++++ MATERIAL

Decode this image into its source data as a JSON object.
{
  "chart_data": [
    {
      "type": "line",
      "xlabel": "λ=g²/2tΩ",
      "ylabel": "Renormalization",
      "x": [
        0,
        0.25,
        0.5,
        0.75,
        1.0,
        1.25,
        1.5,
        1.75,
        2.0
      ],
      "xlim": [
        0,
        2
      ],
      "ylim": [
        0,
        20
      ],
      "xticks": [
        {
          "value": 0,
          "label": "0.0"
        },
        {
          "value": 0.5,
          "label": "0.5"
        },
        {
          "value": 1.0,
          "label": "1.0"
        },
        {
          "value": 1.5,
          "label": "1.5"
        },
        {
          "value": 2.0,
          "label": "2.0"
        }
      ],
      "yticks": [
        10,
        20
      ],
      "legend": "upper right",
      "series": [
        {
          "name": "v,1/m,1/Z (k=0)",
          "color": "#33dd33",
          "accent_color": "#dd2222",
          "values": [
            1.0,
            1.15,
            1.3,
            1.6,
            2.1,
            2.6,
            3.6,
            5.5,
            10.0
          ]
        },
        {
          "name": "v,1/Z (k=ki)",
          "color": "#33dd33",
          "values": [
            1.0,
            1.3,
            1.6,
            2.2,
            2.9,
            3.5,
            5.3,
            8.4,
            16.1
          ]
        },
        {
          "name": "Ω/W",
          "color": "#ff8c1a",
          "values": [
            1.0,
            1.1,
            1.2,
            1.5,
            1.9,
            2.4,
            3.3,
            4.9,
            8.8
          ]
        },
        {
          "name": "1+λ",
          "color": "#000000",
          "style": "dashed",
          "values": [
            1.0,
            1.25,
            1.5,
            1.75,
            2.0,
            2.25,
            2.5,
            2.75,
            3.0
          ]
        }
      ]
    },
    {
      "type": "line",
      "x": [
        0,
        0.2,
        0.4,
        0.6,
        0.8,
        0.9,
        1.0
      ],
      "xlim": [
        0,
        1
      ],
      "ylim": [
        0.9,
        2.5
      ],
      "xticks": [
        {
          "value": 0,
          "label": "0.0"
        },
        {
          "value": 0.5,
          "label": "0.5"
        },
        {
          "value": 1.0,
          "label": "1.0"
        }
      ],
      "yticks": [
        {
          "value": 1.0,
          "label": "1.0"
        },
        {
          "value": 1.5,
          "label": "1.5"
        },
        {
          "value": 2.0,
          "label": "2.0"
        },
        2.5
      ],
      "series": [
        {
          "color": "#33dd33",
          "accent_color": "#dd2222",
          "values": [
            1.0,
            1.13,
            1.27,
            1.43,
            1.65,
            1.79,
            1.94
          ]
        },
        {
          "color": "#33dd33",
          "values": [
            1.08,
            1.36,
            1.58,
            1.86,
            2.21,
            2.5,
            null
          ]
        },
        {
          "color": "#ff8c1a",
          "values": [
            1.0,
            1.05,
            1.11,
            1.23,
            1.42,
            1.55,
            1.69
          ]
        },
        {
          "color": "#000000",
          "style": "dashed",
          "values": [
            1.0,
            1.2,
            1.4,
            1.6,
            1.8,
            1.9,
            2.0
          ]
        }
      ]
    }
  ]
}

++++++++

EXERCISE DIRECTIONS = Exactly as written above, please repeat the entries.

RESULT OF THE EXERCISE =
Decode this image into its source data as a JSON object.
{
  "chart_data": [
    {
      "type": "line",
      "xlabel": "λ=g²/2tΩ",
      "ylabel": "Renormalization",
      "x": [
        0,
        0.25,
        0.5,
        0.75,
        1.0,
        1.25,
        1.5,
        1.75,
        2.0
      ],
      "xlim": [
        0,
        2
      ],
      "ylim": [
        0,
        20
      ],
      "xticks": [
        {
          "value": 0,
          "label": "0.0"
        },
        {
          "value": 0.5,
          "label": "0.5"
        },
        {
          "value": 1.0,
          "label": "1.0"
        },
        {
          "value": 1.5,
          "label": "1.5"
        },
        {
          "value": 2.0,
          "label": "2.0"
        }
      ],
      "yticks": [
        10,
        20
      ],
      "legend": "upper right",
      "series": [
        {
          "name": "v,1/m,1/Z (k=0)",
          "color": "#33dd33",
          "accent_color": "#dd2222",
          "values": [
            1.0,
            1.15,
            1.3,
            1.6,
            2.1,
            2.6,
            3.6,
            5.5,
            10.0
          ]
        },
        {
          "name": "v,1/Z (k=ki)",
          "color": "#33dd33",
          "values": [
            1.0,
            1.3,
            1.6,
            2.2,
            2.9,
            3.5,
            5.3,
            8.4,
            16.1
          ]
        },
        {
          "name": "Ω/W",
          "color": "#ff8c1a",
          "values": [
            1.0,
            1.1,
            1.2,
            1.5,
            1.9,
            2.4,
            3.3,
            4.9,
            8.8
          ]
        },
        {
          "name": "1+λ",
          "color": "#000000",
          "style": "dashed",
          "values": [
            1.0,
            1.25,
            1.5,
            1.75,
            2.0,
            2.25,
            2.5,
            2.75,
            3.0
          ]
        }
      ]
    },
    {
      "type": "line",
      "x": [
        0,
        0.2,
        0.4,
        0.6,
        0.8,
        0.9,
        1.0
      ],
      "xlim": [
        0,
        1
      ],
      "ylim": [
        0.9,
        2.5
      ],
      "xticks": [
        {
          "value": 0,
          "label": "0.0"
        },
        {
          "value": 0.5,
          "label": "0.5"
        },
        {
          "value": 1.0,
          "label": "1.0"
        }
      ],
      "yticks": [
        {
          "value": 1.0,
          "label": "1.0"
        },
        {
          "value": 1.5,
          "label": "1.5"
        },
        {
          "value": 2.0,
          "label": "2.0"
        },
        2.5
      ],
      "series": [
        {
          "color": "#33dd33",
          "accent_color": "#dd2222",
          "values": [
            1.0,
            1.13,
            1.27,
            1.43,
            1.65,
            1.79,
            1.94
          ]
        },
        {
          "color": "#33dd33",
          "values": [
            1.08,
            1.36,
            1.58,
            1.86,
            2.21,
            2.5,
            null
          ]
        },
        {
          "color": "#ff8c1a",
          "values": [
            1.0,
            1.05,
            1.11,
            1.23,
            1.42,
            1.55,
            1.69
          ]
        },
        {
          "color": "#000000",
          "style": "dashed",
          "values": [
            1.0,
            1.2,
            1.4,
            1.6,
            1.8,
            1.9,
            2.0
          ]
        }
      ]
    }
  ]
}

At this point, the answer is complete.